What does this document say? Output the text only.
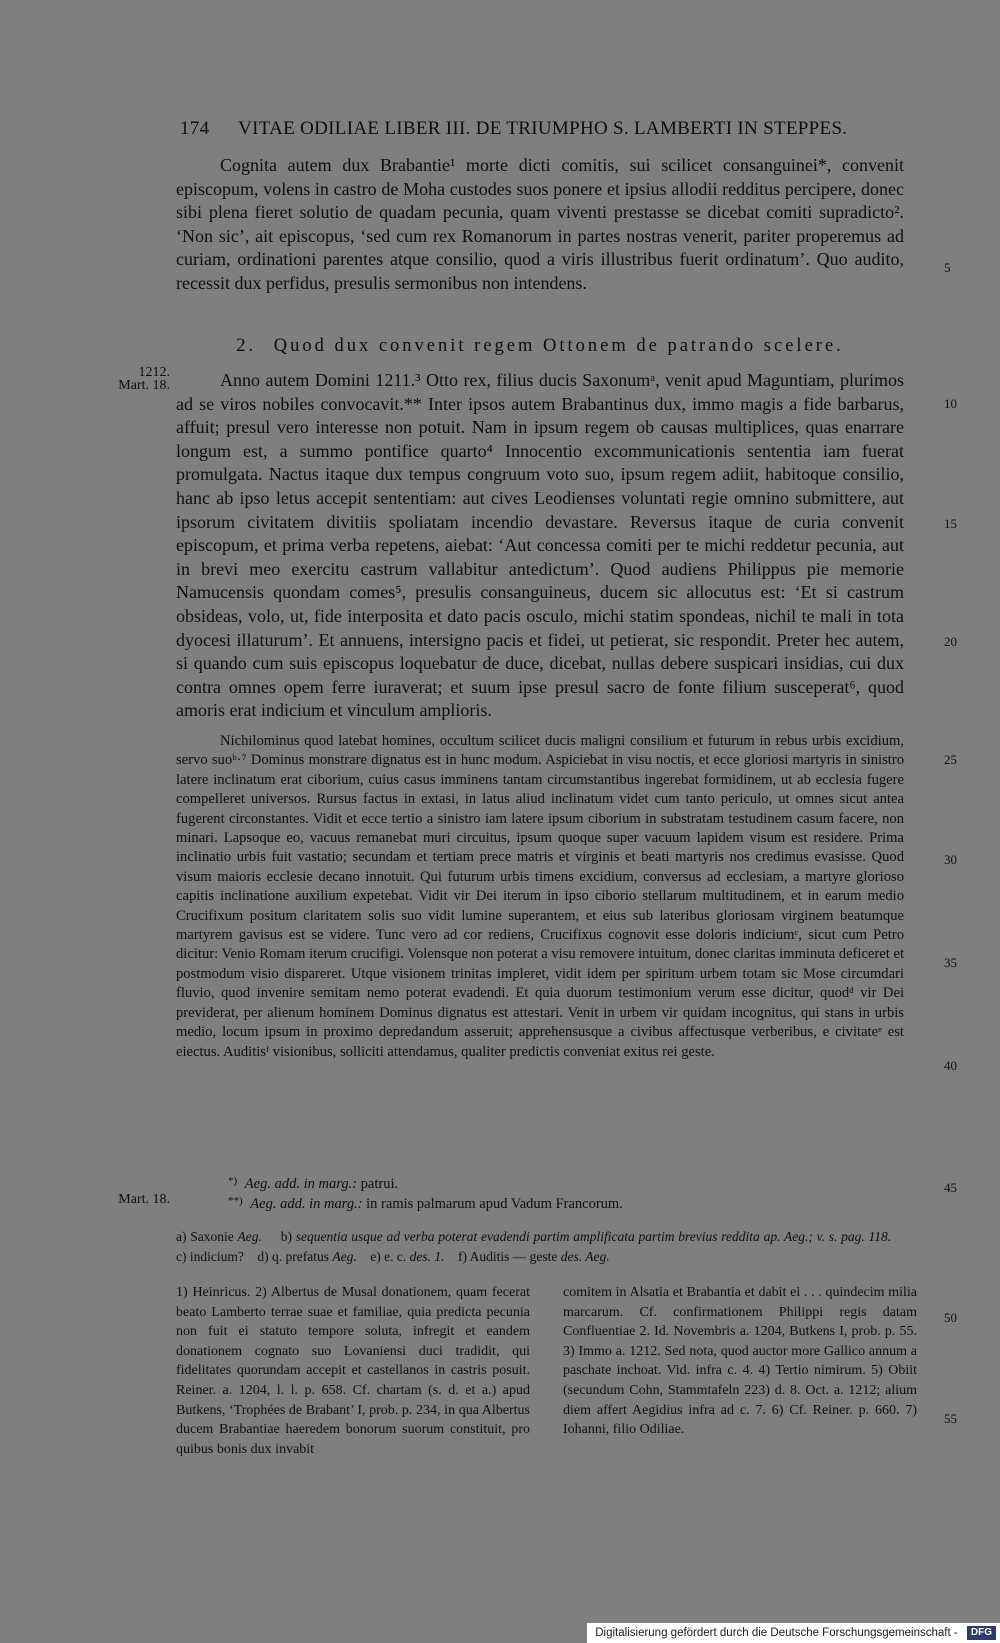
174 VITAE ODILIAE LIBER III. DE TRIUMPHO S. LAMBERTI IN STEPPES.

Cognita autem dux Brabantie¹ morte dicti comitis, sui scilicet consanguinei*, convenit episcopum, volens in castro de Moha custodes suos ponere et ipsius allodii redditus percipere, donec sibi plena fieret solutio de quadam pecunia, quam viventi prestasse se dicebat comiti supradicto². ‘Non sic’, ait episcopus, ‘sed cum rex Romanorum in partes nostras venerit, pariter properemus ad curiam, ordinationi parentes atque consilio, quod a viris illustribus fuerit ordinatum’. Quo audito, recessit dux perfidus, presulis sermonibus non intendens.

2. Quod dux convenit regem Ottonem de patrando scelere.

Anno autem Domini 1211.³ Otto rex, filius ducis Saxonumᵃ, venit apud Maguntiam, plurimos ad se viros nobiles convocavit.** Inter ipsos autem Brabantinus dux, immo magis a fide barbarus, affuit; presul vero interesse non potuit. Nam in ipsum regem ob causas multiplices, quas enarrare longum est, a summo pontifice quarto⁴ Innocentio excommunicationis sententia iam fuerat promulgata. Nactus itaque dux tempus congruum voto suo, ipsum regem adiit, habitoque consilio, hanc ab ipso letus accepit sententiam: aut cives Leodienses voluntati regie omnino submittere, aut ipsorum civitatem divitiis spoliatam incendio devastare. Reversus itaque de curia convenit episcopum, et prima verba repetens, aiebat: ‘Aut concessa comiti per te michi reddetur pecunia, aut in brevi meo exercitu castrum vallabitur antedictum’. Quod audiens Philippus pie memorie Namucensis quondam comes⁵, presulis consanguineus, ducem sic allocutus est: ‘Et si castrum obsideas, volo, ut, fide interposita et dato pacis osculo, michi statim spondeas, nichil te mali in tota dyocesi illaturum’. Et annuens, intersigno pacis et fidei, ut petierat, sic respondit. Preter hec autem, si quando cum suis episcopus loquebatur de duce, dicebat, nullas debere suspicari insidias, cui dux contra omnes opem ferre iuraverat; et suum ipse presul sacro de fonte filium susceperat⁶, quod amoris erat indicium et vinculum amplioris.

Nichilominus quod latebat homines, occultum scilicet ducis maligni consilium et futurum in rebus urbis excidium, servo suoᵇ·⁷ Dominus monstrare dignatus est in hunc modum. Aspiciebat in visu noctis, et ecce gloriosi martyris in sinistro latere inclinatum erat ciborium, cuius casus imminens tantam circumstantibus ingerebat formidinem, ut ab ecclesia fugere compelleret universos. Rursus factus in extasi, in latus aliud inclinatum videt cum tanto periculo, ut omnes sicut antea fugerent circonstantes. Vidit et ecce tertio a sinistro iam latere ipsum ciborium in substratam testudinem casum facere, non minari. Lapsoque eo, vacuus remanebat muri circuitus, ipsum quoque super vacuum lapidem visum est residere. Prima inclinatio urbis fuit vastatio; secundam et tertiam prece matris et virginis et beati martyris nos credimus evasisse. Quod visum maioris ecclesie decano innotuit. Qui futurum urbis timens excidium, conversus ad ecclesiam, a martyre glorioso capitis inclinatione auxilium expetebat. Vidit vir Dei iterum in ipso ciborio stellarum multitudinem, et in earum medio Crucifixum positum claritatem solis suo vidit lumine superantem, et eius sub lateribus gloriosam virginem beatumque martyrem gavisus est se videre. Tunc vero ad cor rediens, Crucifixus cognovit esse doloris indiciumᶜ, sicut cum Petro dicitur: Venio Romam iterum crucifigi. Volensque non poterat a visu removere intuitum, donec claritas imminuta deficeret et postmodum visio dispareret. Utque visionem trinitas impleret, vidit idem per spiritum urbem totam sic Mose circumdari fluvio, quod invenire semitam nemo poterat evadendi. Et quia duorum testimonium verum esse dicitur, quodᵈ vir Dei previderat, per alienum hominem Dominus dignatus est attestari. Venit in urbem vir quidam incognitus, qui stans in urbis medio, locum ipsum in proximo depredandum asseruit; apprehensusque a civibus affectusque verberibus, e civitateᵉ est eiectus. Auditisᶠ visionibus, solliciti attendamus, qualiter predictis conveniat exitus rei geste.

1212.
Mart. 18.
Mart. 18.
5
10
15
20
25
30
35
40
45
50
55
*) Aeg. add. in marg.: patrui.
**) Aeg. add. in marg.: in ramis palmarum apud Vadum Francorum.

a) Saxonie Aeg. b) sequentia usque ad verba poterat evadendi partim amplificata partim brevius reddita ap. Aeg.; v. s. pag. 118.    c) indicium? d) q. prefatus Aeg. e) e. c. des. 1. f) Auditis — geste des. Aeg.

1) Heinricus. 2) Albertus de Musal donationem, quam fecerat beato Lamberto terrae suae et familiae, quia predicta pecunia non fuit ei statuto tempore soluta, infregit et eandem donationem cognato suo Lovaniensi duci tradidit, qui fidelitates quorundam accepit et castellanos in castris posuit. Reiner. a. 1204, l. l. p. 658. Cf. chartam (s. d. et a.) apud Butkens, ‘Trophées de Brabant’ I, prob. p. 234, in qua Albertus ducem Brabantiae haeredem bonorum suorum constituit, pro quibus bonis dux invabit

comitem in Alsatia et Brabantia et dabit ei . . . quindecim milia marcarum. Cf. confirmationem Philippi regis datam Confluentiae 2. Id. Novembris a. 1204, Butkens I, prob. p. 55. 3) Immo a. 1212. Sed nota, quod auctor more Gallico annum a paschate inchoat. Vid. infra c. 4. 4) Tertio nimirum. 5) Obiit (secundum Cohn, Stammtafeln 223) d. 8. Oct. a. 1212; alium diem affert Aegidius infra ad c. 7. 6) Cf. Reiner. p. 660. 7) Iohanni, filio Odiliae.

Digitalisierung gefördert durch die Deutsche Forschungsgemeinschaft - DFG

^^^^

> **Problem description**:
Find how many lines in the material hold the word "marg" and state that number alone.

> **Output**:
2